- **TASK OBJECTIVE**
The answer must consist of every record below, transcribed exactly.

··· AVAILABLE RECORDS

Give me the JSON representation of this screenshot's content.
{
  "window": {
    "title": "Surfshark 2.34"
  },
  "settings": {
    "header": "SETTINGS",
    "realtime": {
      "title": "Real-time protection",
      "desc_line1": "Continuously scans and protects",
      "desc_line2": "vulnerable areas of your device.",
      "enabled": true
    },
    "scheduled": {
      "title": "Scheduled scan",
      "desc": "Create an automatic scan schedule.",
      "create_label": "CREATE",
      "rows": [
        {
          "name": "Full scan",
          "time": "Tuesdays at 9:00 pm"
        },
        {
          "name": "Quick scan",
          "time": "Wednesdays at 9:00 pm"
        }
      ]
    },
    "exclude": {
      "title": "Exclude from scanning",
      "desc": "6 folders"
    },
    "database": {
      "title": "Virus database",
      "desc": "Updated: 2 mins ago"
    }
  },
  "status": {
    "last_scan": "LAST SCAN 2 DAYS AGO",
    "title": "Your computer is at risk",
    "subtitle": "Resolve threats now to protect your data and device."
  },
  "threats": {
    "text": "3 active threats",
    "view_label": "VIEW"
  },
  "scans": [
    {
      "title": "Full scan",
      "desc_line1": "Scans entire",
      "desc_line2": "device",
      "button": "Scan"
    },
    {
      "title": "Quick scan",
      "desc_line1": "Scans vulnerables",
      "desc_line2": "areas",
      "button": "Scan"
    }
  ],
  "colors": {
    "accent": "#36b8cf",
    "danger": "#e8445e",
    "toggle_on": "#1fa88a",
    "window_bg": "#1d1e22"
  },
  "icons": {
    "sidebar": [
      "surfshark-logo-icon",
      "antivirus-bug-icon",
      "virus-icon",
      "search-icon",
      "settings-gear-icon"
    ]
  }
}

······

- **TASK RESULT**
Give me the JSON representation of this screenshot's content.
{
  "window": {
    "title": "Surfshark 2.34"
  },
  "settings": {
    "header": "SETTINGS",
    "realtime": {
      "title": "Real-time protection",
      "desc_line1": "Continuously scans and protects",
      "desc_line2": "vulnerable areas of your device.",
      "enabled": true
    },
    "scheduled": {
      "title": "Scheduled scan",
      "desc": "Create an automatic scan schedule.",
      "create_label": "CREATE",
      "rows": [
        {
          "name": "Full scan",
          "time": "Tuesdays at 9:00 pm"
        },
        {
          "name": "Quick scan",
          "time": "Wednesdays at 9:00 pm"
        }
      ]
    },
    "exclude": {
      "title": "Exclude from scanning",
      "desc": "6 folders"
    },
    "database": {
      "title": "Virus database",
      "desc": "Updated: 2 mins ago"
    }
  },
  "status": {
    "last_scan": "LAST SCAN 2 DAYS AGO",
    "title": "Your computer is at risk",
    "subtitle": "Resolve threats now to protect your data and device."
  },
  "threats": {
    "text": "3 active threats",
    "view_label": "VIEW"
  },
  "scans": [
    {
      "title": "Full scan",
      "desc_line1": "Scans entire",
      "desc_line2": "device",
      "button": "Scan"
    },
    {
      "title": "Quick scan",
      "desc_line1": "Scans vulnerables",
      "desc_line2": "areas",
      "button": "Scan"
    }
  ],
  "colors": {
    "accent": "#36b8cf",
    "danger": "#e8445e",
    "toggle_on": "#1fa88a",
    "window_bg": "#1d1e22"
  },
  "icons": {
    "sidebar": [
      "surfshark-logo-icon",
      "antivirus-bug-icon",
      "virus-icon",
      "search-icon",
      "settings-gear-icon"
    ]
  }
}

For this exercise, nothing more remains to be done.